> _Saved entries_:
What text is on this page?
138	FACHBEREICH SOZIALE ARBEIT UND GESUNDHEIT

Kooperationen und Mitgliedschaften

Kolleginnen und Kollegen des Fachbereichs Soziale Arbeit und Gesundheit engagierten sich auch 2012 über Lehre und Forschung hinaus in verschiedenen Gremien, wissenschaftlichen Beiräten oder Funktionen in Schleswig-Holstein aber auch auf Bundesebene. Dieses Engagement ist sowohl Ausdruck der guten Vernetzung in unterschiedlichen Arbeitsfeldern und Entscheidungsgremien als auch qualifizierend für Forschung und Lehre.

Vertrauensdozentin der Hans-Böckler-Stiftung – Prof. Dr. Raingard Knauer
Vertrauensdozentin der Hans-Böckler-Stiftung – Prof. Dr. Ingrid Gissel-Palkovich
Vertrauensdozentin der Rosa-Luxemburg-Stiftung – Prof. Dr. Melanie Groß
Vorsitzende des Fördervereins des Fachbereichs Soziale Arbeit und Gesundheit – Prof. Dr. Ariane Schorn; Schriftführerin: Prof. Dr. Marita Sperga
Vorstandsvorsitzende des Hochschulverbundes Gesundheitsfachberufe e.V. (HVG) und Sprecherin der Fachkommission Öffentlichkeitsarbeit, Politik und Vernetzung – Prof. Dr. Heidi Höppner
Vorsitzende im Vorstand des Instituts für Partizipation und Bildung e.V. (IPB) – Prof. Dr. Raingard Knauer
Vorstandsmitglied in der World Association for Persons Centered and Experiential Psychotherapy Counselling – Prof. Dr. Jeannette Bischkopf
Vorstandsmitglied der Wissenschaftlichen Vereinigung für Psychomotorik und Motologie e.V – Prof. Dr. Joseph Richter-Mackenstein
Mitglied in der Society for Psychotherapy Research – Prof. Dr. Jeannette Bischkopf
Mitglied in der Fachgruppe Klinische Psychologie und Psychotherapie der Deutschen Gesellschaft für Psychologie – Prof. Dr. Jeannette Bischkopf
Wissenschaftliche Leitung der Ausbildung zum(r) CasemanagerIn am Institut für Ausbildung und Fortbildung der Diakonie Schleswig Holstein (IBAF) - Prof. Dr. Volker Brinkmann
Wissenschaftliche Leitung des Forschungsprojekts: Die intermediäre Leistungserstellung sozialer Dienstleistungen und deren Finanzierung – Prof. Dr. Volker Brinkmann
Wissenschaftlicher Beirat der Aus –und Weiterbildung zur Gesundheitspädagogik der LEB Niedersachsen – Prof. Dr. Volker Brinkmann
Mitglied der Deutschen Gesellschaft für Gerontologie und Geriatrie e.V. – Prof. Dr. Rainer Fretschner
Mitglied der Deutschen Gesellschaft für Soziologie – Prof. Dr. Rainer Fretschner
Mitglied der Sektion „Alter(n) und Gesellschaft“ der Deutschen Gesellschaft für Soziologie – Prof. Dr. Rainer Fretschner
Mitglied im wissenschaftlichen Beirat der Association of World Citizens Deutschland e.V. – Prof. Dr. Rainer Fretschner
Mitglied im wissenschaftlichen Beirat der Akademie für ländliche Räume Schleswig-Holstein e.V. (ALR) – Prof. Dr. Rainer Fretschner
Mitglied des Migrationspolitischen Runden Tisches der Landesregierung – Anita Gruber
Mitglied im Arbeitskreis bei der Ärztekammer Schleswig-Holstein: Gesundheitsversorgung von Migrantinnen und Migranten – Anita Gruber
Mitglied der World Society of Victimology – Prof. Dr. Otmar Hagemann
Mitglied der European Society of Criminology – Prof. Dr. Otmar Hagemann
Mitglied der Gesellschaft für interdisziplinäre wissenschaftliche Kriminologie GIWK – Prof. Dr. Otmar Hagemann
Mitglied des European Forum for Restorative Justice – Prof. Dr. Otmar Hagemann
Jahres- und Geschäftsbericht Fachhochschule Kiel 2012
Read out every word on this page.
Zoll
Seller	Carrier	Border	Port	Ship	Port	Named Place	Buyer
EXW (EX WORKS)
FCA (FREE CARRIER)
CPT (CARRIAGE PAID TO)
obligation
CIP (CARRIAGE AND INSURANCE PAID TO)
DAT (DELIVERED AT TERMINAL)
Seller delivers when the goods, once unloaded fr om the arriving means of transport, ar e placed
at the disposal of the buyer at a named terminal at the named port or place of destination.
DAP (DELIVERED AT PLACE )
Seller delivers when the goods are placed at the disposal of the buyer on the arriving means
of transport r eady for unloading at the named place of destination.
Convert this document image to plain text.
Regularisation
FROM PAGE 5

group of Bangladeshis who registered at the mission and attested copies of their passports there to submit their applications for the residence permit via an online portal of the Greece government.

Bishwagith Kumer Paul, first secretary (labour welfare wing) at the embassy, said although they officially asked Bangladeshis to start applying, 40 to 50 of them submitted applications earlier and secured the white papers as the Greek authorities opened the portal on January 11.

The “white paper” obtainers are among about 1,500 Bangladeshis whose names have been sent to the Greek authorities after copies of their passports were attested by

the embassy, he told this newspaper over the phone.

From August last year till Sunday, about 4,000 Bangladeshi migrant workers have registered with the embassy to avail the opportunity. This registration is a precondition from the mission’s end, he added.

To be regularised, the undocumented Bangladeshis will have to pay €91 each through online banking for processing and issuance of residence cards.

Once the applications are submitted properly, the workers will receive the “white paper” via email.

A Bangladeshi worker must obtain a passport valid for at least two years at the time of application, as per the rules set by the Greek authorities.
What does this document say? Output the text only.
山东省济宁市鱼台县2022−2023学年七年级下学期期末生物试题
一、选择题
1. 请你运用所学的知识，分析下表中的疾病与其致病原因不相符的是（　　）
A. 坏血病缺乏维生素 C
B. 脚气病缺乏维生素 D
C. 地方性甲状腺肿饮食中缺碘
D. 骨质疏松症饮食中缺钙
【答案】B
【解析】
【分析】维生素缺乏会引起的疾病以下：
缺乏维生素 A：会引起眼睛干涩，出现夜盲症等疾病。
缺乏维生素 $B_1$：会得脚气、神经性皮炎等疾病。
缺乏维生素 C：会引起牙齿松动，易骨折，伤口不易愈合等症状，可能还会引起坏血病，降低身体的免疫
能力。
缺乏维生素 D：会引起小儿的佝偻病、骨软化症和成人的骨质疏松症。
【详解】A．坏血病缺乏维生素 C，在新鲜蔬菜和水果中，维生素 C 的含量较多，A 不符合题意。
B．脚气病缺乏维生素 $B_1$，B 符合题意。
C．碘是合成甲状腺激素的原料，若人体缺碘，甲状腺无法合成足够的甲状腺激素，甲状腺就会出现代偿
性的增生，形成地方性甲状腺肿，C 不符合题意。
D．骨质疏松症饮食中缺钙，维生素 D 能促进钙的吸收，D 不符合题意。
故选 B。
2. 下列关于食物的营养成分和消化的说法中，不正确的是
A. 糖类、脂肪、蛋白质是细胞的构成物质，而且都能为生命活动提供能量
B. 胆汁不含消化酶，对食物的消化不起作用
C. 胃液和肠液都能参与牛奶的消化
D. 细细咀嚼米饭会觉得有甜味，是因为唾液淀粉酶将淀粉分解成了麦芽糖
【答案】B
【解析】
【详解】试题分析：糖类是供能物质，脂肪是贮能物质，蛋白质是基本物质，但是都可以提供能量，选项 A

> _Exercise instructions_:
Among the lines above, determine how many hold the word "Hans"; report the figure alone.

> _Result below_:
2